◆ Work instructions: Check every line of the entries that follow, and copy the ones containing "marker".

◆ The records:
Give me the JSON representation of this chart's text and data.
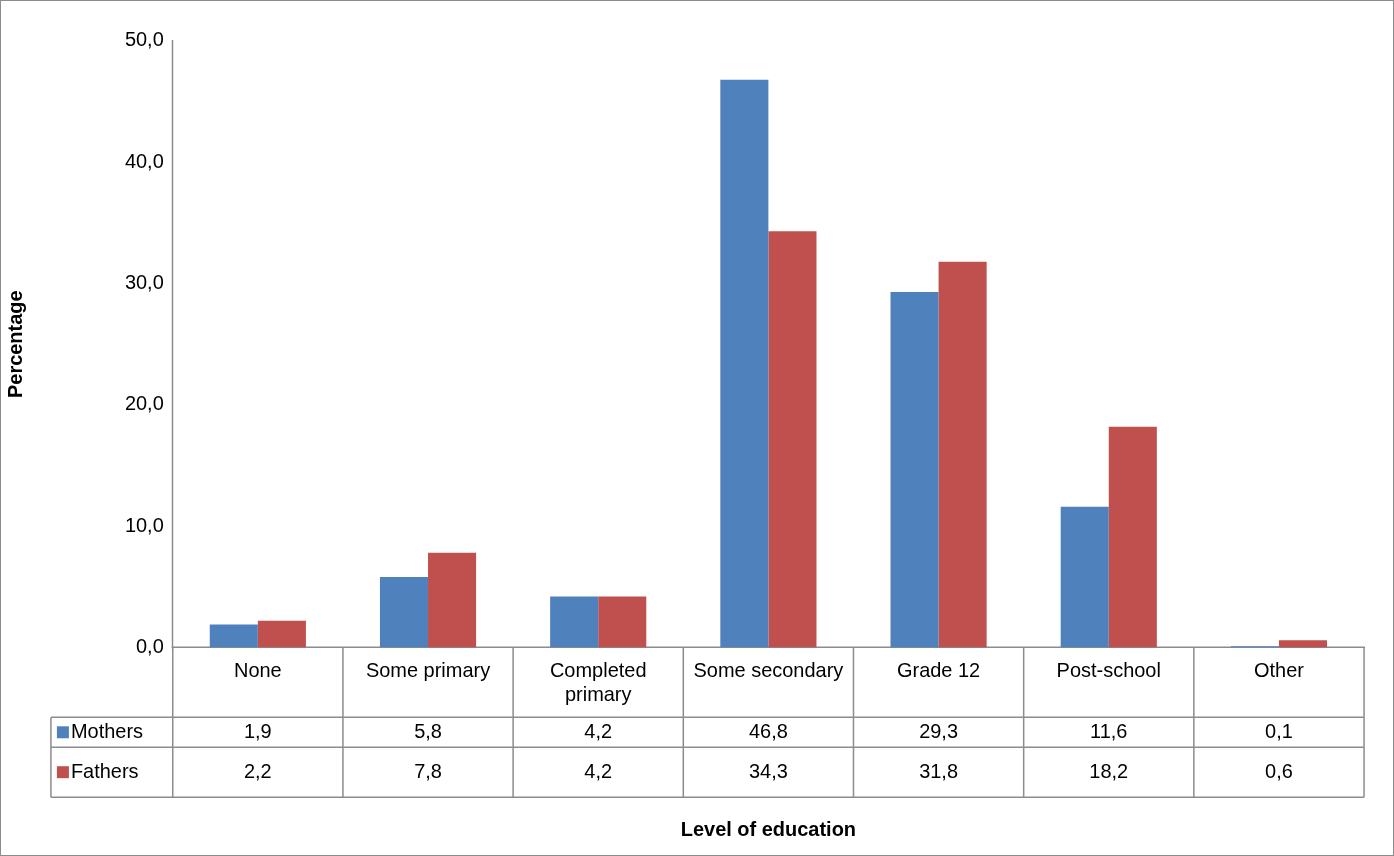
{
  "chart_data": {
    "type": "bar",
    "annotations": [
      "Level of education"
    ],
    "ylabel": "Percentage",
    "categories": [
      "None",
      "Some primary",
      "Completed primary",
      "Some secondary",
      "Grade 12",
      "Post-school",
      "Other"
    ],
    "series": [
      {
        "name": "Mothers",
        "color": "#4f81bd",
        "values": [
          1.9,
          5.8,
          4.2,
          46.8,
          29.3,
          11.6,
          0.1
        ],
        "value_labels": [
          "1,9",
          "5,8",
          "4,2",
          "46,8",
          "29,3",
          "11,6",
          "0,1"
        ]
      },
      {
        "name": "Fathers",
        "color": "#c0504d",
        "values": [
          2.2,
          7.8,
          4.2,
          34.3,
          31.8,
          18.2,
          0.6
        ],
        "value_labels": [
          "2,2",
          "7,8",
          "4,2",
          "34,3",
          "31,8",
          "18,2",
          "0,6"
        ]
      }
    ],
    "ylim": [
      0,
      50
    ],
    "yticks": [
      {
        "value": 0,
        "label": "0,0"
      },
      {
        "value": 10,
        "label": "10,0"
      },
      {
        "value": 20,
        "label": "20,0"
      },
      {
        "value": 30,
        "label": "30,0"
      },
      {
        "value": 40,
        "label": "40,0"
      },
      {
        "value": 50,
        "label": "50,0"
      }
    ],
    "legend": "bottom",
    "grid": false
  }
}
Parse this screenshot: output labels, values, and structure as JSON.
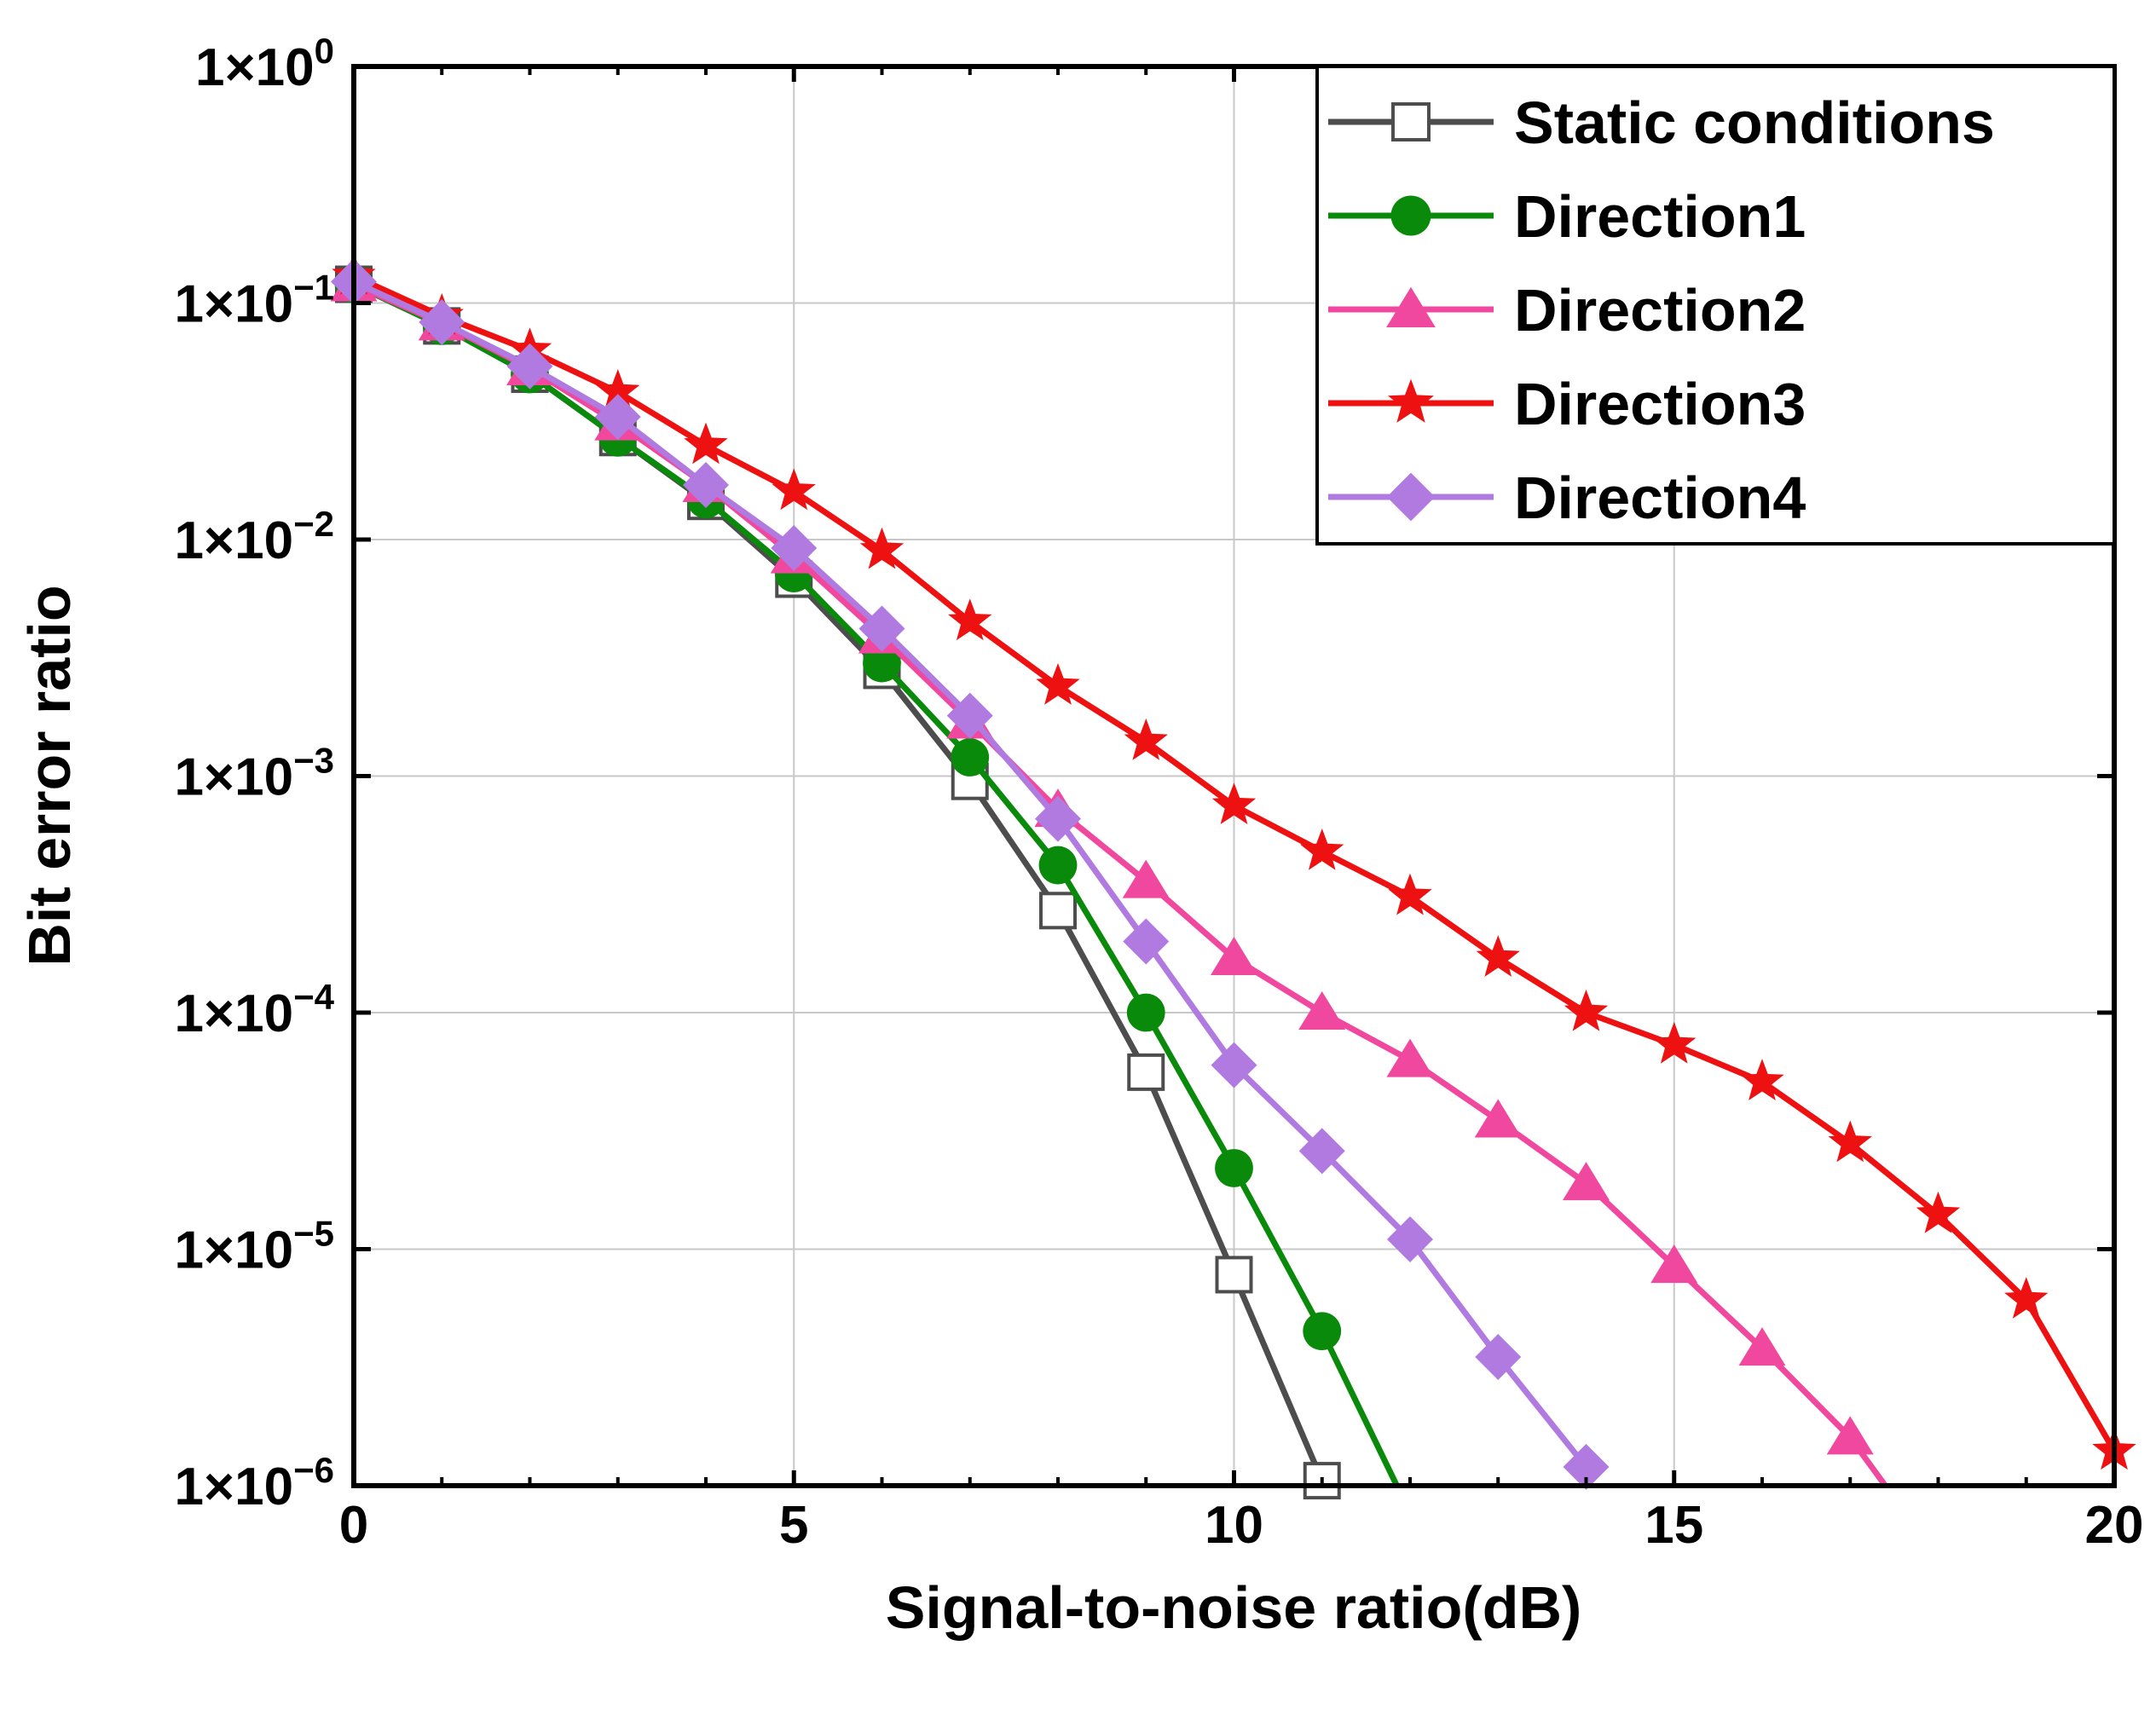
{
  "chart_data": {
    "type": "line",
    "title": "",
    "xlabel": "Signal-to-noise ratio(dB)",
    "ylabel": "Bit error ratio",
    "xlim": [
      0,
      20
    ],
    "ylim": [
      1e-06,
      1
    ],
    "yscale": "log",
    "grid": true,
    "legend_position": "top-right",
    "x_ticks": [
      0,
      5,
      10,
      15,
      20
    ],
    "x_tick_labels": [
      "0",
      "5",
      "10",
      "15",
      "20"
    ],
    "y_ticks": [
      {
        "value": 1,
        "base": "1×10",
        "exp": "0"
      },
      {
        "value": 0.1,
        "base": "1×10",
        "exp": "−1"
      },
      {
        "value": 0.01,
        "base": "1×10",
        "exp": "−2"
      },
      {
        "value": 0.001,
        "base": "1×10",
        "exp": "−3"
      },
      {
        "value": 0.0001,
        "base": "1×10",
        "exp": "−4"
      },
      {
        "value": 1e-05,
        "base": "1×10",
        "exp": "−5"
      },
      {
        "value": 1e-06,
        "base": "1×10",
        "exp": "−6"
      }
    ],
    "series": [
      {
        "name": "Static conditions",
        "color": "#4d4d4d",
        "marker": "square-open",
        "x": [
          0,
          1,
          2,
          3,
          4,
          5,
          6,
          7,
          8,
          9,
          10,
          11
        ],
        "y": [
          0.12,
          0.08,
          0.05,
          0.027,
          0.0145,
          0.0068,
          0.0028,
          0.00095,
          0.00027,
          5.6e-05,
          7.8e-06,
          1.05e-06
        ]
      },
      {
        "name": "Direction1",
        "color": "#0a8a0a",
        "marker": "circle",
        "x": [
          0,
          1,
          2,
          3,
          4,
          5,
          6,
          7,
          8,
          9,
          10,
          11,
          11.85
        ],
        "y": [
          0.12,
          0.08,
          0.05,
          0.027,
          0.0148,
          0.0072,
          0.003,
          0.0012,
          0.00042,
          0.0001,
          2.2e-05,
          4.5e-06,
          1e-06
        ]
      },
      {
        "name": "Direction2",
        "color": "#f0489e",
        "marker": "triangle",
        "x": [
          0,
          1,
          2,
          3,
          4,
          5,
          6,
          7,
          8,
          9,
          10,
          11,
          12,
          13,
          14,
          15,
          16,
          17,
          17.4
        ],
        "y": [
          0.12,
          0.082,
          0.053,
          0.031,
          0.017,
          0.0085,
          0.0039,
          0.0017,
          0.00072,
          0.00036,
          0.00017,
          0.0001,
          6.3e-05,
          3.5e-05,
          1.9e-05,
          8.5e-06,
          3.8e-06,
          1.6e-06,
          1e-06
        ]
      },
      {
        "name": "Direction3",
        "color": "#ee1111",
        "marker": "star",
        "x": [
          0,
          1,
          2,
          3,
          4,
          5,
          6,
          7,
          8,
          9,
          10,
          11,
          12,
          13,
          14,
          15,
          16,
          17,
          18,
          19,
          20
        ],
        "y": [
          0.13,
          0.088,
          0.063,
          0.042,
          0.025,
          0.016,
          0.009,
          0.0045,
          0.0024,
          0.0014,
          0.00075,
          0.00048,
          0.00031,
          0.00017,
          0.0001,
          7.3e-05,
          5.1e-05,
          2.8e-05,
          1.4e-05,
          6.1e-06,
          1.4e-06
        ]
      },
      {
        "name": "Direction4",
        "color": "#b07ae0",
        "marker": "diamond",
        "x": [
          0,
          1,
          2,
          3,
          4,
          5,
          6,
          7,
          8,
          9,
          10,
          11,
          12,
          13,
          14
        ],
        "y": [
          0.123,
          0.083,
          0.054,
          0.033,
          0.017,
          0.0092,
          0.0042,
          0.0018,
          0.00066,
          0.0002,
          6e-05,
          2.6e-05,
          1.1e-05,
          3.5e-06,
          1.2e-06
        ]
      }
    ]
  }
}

◆ Result of the exercise:
        "marker": "square-open",
        "marker": "circle",
        "marker": "triangle",
        "marker": "star",
        "marker": "diamond",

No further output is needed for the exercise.